TASK PROMPT:
Copy out each line of the material below that holds the string "מדינת".

━━ DATA LISTING ━━

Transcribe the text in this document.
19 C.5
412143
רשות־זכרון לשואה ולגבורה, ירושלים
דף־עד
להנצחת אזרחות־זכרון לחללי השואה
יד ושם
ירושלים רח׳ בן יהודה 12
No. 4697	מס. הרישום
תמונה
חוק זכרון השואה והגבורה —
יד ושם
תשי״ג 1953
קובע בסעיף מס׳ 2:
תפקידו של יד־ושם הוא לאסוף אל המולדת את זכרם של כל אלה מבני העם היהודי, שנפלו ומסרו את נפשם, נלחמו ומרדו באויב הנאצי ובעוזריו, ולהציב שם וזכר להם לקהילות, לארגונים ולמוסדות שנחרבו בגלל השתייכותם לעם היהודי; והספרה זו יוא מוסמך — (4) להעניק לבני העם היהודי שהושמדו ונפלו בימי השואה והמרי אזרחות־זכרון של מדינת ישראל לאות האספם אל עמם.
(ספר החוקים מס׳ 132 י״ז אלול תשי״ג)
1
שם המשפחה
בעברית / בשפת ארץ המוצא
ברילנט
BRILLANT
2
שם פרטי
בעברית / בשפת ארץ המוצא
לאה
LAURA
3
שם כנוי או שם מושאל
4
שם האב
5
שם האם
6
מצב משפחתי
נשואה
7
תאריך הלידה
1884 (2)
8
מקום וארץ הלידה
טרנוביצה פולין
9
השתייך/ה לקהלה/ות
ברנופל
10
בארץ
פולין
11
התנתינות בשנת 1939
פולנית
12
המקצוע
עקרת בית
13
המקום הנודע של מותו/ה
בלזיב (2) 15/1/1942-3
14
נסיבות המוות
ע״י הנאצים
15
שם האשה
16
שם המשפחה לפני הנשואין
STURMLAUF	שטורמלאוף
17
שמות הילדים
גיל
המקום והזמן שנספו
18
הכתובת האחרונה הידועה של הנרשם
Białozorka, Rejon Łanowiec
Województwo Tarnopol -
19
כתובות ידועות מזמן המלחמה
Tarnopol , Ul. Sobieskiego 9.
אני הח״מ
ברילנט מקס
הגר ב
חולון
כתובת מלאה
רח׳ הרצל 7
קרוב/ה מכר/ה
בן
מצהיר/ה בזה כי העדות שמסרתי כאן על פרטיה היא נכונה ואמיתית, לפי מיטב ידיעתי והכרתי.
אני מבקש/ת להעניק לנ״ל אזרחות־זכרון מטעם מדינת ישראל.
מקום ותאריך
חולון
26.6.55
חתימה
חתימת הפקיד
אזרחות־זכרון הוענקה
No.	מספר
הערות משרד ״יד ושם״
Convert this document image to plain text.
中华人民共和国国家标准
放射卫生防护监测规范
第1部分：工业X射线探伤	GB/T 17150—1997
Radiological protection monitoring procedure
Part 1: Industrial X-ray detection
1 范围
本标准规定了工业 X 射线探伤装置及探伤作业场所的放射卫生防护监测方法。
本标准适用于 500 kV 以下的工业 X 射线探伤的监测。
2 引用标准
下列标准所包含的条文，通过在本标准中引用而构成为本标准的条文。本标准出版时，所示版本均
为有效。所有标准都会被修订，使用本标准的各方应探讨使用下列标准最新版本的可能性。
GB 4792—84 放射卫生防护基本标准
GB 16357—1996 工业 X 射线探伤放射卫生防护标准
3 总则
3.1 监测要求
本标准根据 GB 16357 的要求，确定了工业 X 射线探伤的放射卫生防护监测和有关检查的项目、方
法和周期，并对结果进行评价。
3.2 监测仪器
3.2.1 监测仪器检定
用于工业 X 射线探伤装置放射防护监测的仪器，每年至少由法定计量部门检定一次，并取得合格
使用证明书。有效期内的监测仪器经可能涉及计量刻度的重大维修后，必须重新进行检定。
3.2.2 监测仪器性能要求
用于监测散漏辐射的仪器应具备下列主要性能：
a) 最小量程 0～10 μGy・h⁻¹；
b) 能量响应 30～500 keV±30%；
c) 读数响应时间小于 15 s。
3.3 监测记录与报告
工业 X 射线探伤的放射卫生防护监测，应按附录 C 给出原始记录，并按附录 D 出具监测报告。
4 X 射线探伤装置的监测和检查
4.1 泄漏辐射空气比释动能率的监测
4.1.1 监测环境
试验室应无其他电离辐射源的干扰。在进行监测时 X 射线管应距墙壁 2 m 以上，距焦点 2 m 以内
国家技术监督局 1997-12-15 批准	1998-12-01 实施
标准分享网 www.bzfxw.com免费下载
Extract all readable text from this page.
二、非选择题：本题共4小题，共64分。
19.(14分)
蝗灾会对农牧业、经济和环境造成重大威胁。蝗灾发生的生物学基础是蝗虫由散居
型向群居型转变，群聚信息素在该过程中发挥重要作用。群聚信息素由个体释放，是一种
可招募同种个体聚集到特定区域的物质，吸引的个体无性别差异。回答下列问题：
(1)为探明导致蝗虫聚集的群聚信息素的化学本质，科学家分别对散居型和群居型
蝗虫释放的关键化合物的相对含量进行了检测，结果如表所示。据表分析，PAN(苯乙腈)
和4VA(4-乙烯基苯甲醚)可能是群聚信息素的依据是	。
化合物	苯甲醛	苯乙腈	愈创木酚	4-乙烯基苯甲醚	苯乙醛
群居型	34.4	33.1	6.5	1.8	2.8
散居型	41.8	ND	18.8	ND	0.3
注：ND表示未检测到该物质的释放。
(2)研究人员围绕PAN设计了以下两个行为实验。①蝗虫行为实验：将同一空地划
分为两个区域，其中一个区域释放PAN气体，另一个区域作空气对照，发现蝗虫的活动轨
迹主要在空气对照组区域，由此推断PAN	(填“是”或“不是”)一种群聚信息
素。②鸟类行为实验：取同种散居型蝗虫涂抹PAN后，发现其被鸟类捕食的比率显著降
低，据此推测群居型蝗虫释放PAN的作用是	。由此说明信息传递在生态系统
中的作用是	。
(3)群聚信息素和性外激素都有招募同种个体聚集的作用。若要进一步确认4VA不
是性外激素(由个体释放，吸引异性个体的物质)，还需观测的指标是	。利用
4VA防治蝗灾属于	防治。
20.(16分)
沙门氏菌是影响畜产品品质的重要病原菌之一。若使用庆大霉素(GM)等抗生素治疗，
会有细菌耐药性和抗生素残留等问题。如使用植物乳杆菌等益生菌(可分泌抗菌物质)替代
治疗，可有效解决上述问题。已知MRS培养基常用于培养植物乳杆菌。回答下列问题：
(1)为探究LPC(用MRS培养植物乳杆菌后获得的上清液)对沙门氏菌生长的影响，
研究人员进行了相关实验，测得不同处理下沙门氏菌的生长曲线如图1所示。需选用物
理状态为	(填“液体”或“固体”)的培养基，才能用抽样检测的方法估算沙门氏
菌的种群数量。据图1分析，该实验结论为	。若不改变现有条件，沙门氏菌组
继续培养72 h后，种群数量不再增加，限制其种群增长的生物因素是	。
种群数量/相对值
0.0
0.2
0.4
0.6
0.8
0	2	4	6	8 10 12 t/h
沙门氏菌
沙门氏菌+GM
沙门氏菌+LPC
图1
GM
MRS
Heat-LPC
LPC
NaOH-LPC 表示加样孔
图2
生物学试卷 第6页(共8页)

━━━

PROBLEM SOLUTION:
תפקידו של יד־ושם הוא לאסוף אל המולדת את זכרם של כל אלה מבני העם היהודי, שנפלו ומסרו את נפשם, נלחמו ומרדו באויב הנאצי ובעוזריו, ולהציב שם וזכר להם לקהילות, לארגונים ולמוסדות שנחרבו בגלל השתייכותם לעם היהודי; והספרה זו יוא מוסמך — (4) להעניק לבני העם היהודי שהושמדו ונפלו בימי השואה והמרי אזרחות־זכרון של מדינת ישראל לאות האספם אל עמם.
אני מבקש/ת להעניק לנ״ל אזרחות־זכרון מטעם מדינת ישראל.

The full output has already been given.